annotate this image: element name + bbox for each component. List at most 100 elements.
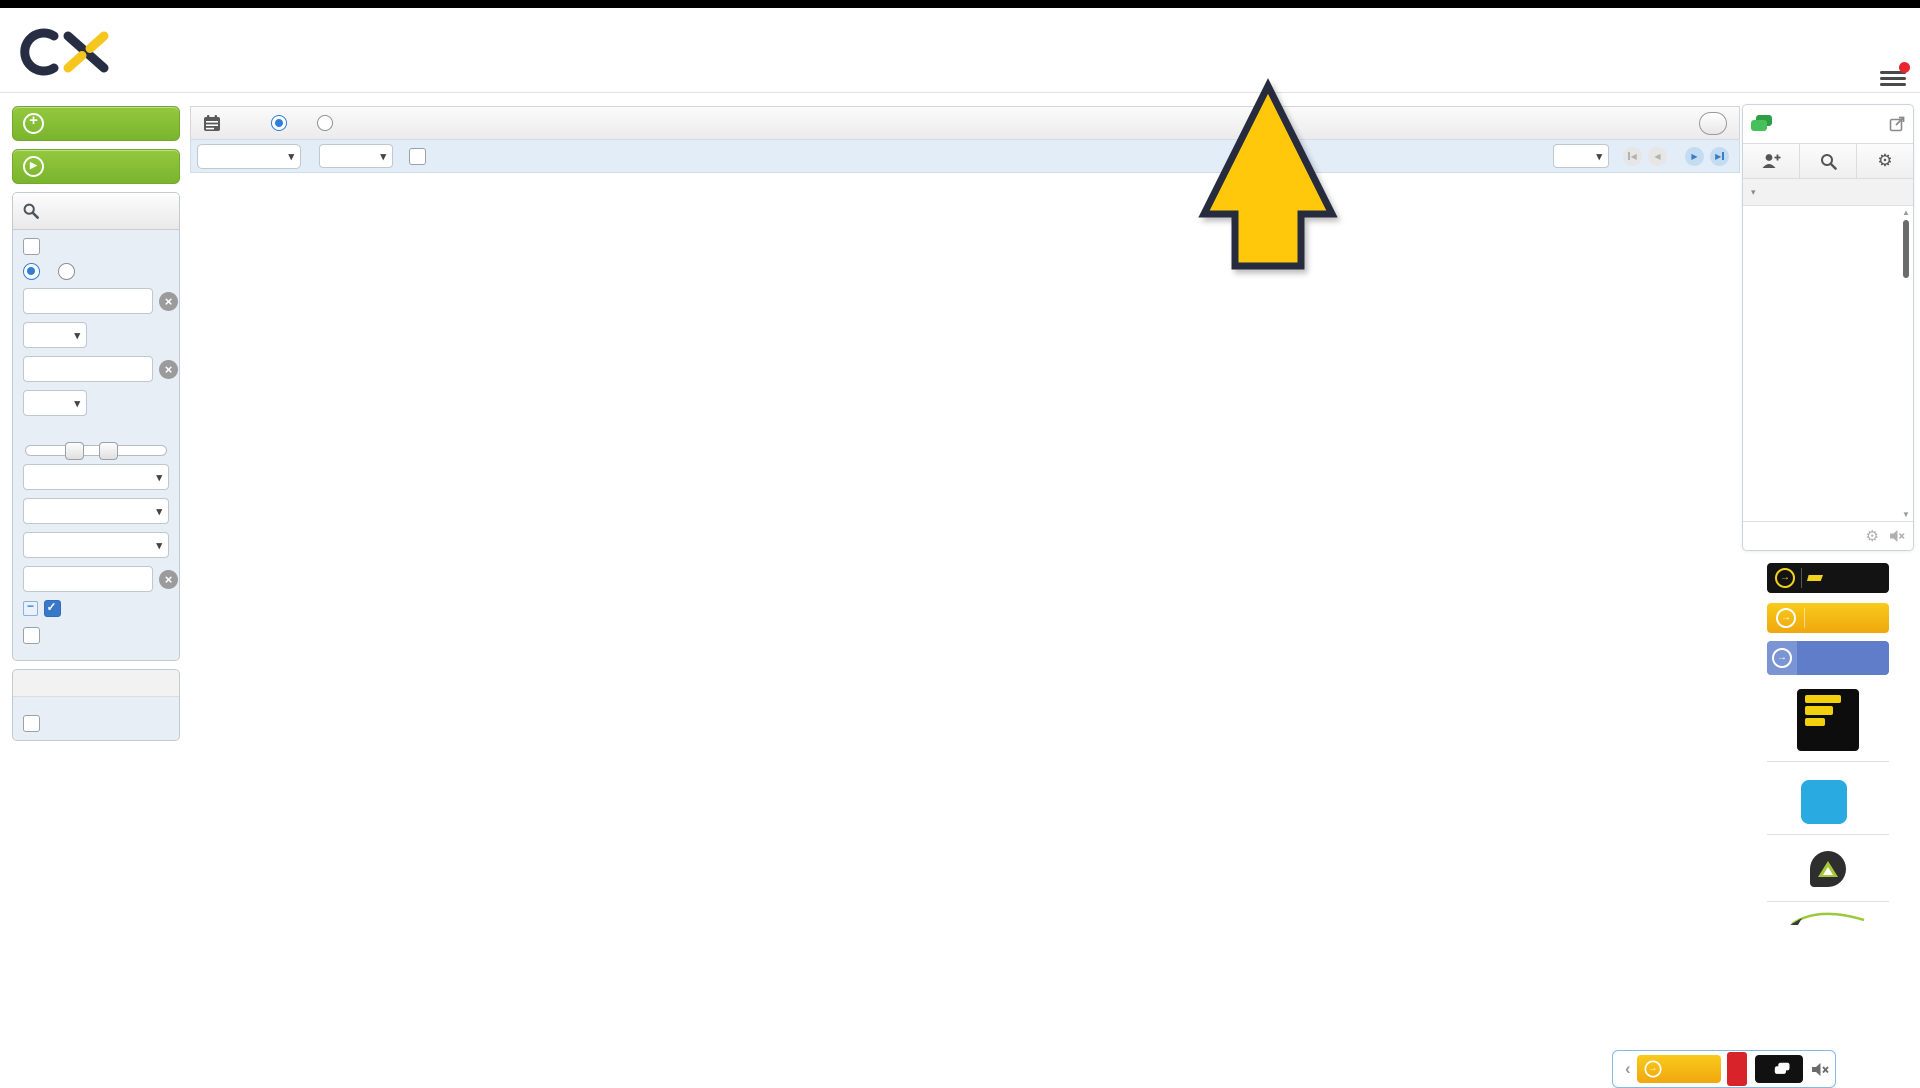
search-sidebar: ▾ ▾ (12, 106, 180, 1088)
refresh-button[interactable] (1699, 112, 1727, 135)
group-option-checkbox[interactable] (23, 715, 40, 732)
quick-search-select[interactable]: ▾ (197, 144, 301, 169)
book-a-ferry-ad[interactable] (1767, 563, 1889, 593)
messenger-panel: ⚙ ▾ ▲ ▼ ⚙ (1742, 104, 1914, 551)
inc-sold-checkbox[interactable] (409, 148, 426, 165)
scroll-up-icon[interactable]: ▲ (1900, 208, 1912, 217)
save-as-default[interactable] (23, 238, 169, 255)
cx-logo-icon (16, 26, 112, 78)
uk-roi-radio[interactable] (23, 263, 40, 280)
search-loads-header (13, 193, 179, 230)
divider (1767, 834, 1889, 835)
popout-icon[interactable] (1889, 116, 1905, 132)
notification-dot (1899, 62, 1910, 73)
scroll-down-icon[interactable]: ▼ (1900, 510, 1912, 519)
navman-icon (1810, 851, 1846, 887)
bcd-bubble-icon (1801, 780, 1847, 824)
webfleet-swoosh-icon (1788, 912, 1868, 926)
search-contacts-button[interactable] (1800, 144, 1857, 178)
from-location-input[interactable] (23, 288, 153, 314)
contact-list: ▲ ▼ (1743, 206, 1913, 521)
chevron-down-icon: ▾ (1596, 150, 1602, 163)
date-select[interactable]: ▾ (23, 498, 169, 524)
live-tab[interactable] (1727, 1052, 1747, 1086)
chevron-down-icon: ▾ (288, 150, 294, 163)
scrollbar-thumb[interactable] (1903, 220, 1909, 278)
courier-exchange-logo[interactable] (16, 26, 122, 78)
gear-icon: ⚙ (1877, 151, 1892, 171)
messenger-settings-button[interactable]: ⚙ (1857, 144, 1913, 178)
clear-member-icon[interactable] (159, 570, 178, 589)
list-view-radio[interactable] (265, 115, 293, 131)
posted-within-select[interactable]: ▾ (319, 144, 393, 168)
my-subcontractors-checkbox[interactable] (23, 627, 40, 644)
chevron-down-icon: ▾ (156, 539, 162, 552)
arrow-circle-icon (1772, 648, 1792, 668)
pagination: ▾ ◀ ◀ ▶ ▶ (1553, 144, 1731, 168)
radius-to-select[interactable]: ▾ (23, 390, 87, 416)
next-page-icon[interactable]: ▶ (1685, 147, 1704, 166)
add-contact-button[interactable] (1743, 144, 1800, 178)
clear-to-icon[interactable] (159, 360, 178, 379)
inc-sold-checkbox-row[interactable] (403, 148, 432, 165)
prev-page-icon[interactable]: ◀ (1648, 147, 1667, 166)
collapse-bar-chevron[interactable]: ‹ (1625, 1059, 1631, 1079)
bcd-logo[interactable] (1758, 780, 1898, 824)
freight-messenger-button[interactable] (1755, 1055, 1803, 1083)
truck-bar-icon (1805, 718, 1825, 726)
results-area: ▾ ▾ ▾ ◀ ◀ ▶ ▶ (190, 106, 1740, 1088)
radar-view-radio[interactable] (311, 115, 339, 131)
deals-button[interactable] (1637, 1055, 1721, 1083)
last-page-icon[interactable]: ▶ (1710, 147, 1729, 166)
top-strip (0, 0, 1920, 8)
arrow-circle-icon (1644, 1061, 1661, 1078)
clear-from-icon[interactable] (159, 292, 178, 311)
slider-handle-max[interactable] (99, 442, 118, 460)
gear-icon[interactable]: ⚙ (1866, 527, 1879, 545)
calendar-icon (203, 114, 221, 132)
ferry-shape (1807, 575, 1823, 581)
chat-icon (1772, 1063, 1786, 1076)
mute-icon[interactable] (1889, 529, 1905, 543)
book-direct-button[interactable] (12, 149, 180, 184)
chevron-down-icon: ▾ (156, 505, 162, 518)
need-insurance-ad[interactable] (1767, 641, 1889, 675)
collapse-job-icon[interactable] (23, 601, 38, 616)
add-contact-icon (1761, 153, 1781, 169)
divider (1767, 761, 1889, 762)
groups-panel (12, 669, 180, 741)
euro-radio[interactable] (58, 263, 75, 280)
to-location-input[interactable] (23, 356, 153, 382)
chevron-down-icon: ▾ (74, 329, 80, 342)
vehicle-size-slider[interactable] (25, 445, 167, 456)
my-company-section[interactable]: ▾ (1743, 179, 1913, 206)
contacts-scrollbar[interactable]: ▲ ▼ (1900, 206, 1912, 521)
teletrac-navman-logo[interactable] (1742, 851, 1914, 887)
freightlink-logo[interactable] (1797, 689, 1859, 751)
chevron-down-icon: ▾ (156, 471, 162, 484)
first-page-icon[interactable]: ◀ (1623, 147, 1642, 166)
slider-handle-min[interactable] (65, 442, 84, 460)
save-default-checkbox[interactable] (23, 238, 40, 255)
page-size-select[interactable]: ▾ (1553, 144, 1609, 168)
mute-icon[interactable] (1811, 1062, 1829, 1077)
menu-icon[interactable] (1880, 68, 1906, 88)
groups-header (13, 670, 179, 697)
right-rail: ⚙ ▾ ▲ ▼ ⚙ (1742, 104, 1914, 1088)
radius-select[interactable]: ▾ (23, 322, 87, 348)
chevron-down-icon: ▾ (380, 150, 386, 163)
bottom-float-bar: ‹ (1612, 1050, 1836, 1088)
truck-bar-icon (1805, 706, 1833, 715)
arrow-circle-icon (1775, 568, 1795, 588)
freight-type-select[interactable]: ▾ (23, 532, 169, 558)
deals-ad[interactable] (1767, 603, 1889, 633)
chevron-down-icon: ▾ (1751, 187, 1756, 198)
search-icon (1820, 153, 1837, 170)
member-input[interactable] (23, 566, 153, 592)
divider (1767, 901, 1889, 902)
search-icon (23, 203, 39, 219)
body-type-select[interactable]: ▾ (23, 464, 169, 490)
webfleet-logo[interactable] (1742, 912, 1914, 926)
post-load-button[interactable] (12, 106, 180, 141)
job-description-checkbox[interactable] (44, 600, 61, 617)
────
What to work on:
Write these lines out as a JSON list of strings, one string per line, skipping blank lines and leaving out the pictures.

Response:
[
  "annotate this image: element name + bbox for each component. List at most 100 elements.",
  "search-sidebar: ▾ ▾ (12, 106, 180, 1088)",
  "refresh-button[interactable] (1699, 112, 1727, 135)",
  "group-option-checkbox[interactable] (23, 715, 40, 732)",
  "quick-search-select[interactable]: ▾ (197, 144, 301, 169)",
  "book-a-ferry-ad[interactable] (1767, 563, 1889, 593)",
  "messenger-panel: ⚙ ▾ ▲ ▼ ⚙ (1742, 104, 1914, 551)",
  "inc-sold-checkbox[interactable] (409, 148, 426, 165)",
  "scroll-up-icon[interactable]: ▲ (1900, 208, 1912, 217)",
  "save-as-default[interactable] (23, 238, 169, 255)",
  "cx-logo-icon (16, 26, 112, 78)",
  "uk-roi-radio[interactable] (23, 263, 40, 280)",
  "search-loads-header (13, 193, 179, 230)",
  "divider (1767, 834, 1889, 835)",
  "popout-icon[interactable] (1889, 116, 1905, 132)",
  "notification-dot (1899, 62, 1910, 73)",
  "scroll-down-icon[interactable]: ▼ (1900, 510, 1912, 519)",
  "navman-icon (1810, 851, 1846, 887)",
  "bcd-bubble-icon (1801, 780, 1847, 824)",
  "webfleet-swoosh-icon (1788, 912, 1868, 926)",
  "search-contacts-button[interactable] (1800, 144, 1857, 178)",
  "from-location-input[interactable] (23, 288, 153, 314)",
  "contact-list: ▲ ▼ (1743, 206, 1913, 521)",
  "chevron-down-icon: ▾ (1596, 150, 1602, 163)",
  "date-select[interactable]: ▾ (23, 498, 169, 524)",
  "live-tab[interactable] (1727, 1052, 1747, 1086)",
  "chevron-down-icon: ▾ (288, 150, 294, 163)",
  "scrollbar-thumb[interactable] (1903, 220, 1909, 278)",
  "courier-exchange-logo[interactable] (16, 26, 122, 78)",
  "gear-icon: ⚙ (1877, 151, 1892, 171)",
  "messenger-settings-button[interactable]: ⚙ (1857, 144, 1913, 178)",
  "clear-member-icon[interactable] (159, 570, 178, 589)",
  "list-view-radio[interactable] (265, 115, 293, 131)",
  "posted-within-select[interactable]: ▾ (319, 144, 393, 168)",
  "my-subcontractors-checkbox[interactable] (23, 627, 40, 644)",
  "chevron-down-icon: ▾ (156, 539, 162, 552)",
  "arrow-circle-icon (1772, 648, 1792, 668)",
  "pagination: ▾ ◀ ◀ ▶ ▶ (1553, 144, 1731, 168)",
  "radius-to-select[interactable]: ▾ (23, 390, 87, 416)",
  "next-page-icon[interactable]: ▶ (1685, 147, 1704, 166)",
  "add-contact-button[interactable] (1743, 144, 1800, 178)",
  "clear-to-icon[interactable] (159, 360, 178, 379)",
  "inc-sold-checkbox-row[interactable] (403, 148, 432, 165)",
  "prev-page-icon[interactable]: ◀ (1648, 147, 1667, 166)",
  "collapse-bar-chevron[interactable]: ‹ (1625, 1059, 1631, 1079)",
  "bcd-logo[interactable] (1758, 780, 1898, 824)",
  "freight-messenger-button[interactable] (1755, 1055, 1803, 1083)",
  "truck-bar-icon (1805, 718, 1825, 726)",
  "results-area: ▾ ▾ ▾ ◀ ◀ ▶ ▶ (190, 106, 1740, 1088)",
  "radar-view-radio[interactable] (311, 115, 339, 131)",
  "deals-button[interactable] (1637, 1055, 1721, 1083)",
  "last-page-icon[interactable]: ▶ (1710, 147, 1729, 166)",
  "top-strip (0, 0, 1920, 8)",
  "arrow-circle-icon (1644, 1061, 1661, 1078)",
  "clear-from-icon[interactable] (159, 292, 178, 311)",
  "slider-handle-max[interactable] (99, 442, 118, 460)",
  "gear-icon[interactable]: ⚙ (1866, 527, 1879, 545)",
  "calendar-icon (203, 114, 221, 132)",
  "ferry-shape (1807, 575, 1823, 581)",
  "chat-icon (1772, 1063, 1786, 1076)",
  "mute-icon[interactable] (1889, 529, 1905, 543)",
  "book-direct-button[interactable] (12, 149, 180, 184)",
  "chevron-down-icon: ▾ (156, 505, 162, 518)",
  "need-insurance-ad[interactable] (1767, 641, 1889, 675)",
  "collapse-job-icon[interactable] (23, 601, 38, 616)",
  "add-contact-icon (1761, 153, 1781, 169)",
  "divider (1767, 761, 1889, 762)",
  "groups-panel (12, 669, 180, 741)",
  "euro-radio[interactable] (58, 263, 75, 280)",
  "to-location-input[interactable] (23, 356, 153, 382)",
  "chevron-down-icon: ▾ (74, 329, 80, 342)",
  "vehicle-size-slider[interactable] (25, 445, 167, 456)",
  "my-company-section[interactable]: ▾ (1743, 179, 1913, 206)",
  "contacts-scrollbar[interactable]: ▲ ▼ (1900, 206, 1912, 521)",
  "teletrac-navman-logo[interactable] (1742, 851, 1914, 887)",
  "freightlink-logo[interactable] (1797, 689, 1859, 751)",
  "chevron-down-icon: ▾ (156, 471, 162, 484)",
  "first-page-icon[interactable]: ◀ (1623, 147, 1642, 166)",
  "slider-handle-min[interactable] (65, 442, 84, 460)",
  "save-default-checkbox[interactable] (23, 238, 40, 255)",
  "page-size-select[interactable]: ▾ (1553, 144, 1609, 168)",
  "mute-icon[interactable] (1811, 1062, 1829, 1077)",
  "menu-icon[interactable] (1880, 68, 1906, 88)",
  "groups-header (13, 670, 179, 697)",
  "right-rail: ⚙ ▾ ▲ ▼ ⚙ (1742, 104, 1914, 1088)",
  "radius-select[interactable]: ▾ (23, 322, 87, 348)",
  "chevron-down-icon: ▾ (380, 150, 386, 163)",
  "bottom-float-bar: ‹ (1612, 1050, 1836, 1088)",
  "truck-bar-icon (1805, 706, 1833, 715)",
  "arrow-circle-icon (1775, 568, 1795, 588)",
  "freight-type-select[interactable]: ▾ (23, 532, 169, 558)",
  "deals-ad[interactable] (1767, 603, 1889, 633)",
  "chevron-down-icon: ▾ (1751, 187, 1756, 198)",
  "search-icon (1820, 153, 1837, 170)",
  "member-input[interactable] (23, 566, 153, 592)",
  "divider (1767, 901, 1889, 902)",
  "search-icon (23, 203, 39, 219)",
  "body-type-select[interactable]: ▾ (23, 464, 169, 490)",
  "webfleet-logo[interactable] (1742, 912, 1914, 926)",
  "post-load-button[interactable] (12, 106, 180, 141)",
  "job-description-checkbox[interactable] (44, 600, 61, 617)"
]